## Work to be completed
Each record must be reproduced exactly as it is shown.
--- Begin Supplied data ---
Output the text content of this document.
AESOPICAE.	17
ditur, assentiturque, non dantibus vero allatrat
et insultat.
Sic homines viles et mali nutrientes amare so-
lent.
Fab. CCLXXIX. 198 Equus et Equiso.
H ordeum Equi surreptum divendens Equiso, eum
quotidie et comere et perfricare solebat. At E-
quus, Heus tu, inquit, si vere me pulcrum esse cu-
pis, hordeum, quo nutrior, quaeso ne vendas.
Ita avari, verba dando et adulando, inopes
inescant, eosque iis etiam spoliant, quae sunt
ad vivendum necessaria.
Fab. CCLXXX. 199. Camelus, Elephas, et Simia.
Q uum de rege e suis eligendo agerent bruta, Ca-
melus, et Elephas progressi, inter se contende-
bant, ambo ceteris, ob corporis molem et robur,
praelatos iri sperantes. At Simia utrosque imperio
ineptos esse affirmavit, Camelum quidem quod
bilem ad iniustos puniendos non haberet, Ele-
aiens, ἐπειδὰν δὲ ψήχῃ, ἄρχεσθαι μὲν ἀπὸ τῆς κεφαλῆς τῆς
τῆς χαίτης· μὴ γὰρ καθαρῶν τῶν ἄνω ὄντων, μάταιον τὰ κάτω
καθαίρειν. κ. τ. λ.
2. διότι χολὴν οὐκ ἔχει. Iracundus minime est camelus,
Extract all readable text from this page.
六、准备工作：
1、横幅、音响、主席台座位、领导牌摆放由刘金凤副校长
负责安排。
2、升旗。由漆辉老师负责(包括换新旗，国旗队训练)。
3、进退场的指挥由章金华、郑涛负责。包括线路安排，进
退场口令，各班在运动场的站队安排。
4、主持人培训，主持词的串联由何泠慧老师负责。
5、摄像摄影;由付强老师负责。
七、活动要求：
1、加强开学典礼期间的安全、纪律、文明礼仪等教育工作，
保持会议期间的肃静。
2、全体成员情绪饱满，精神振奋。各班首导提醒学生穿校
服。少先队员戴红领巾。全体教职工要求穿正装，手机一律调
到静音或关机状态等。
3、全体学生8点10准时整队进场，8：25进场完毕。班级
--- End Supplied data ---
## Complete answer
Output the text content of this document.
AESOPICAE.	17
ditur, assentiturque, non dantibus vero allatrat
et insultat.
Sic homines viles et mali nutrientes amare so-
lent.
Fab. CCLXXIX. 198 Equus et Equiso.
H ordeum Equi surreptum divendens Equiso, eum
quotidie et comere et perfricare solebat. At E-
quus, Heus tu, inquit, si vere me pulcrum esse cu-
pis, hordeum, quo nutrior, quaeso ne vendas.
Ita avari, verba dando et adulando, inopes
inescant, eosque iis etiam spoliant, quae sunt
ad vivendum necessaria.
Fab. CCLXXX. 199. Camelus, Elephas, et Simia.
Q uum de rege e suis eligendo agerent bruta, Ca-
melus, et Elephas progressi, inter se contende-
bant, ambo ceteris, ob corporis molem et robur,
praelatos iri sperantes. At Simia utrosque imperio
ineptos esse affirmavit, Camelum quidem quod
bilem ad iniustos puniendos non haberet, Ele-
aiens, ἐπειδὰν δὲ ψήχῃ, ἄρχεσθαι μὲν ἀπὸ τῆς κεφαλῆς τῆς
τῆς χαίτης· μὴ γὰρ καθαρῶν τῶν ἄνω ὄντων, μάταιον τὰ κάτω
καθαίρειν. κ. τ. λ.
2. διότι χολὴν οὐκ ἔχει. Iracundus minime est camelus,
Extract all readable text from this page.
六、准备工作：
1、横幅、音响、主席台座位、领导牌摆放由刘金凤副校长
负责安排。
2、升旗。由漆辉老师负责(包括换新旗，国旗队训练)。
3、进退场的指挥由章金华、郑涛负责。包括线路安排，进
退场口令，各班在运动场的站队安排。
4、主持人培训，主持词的串联由何泠慧老师负责。
5、摄像摄影;由付强老师负责。
七、活动要求：
1、加强开学典礼期间的安全、纪律、文明礼仪等教育工作，
保持会议期间的肃静。
2、全体成员情绪饱满，精神振奋。各班首导提醒学生穿校
服。少先队员戴红领巾。全体教职工要求穿正装，手机一律调
到静音或关机状态等。
3、全体学生8点10准时整队进场，8：25进场完毕。班级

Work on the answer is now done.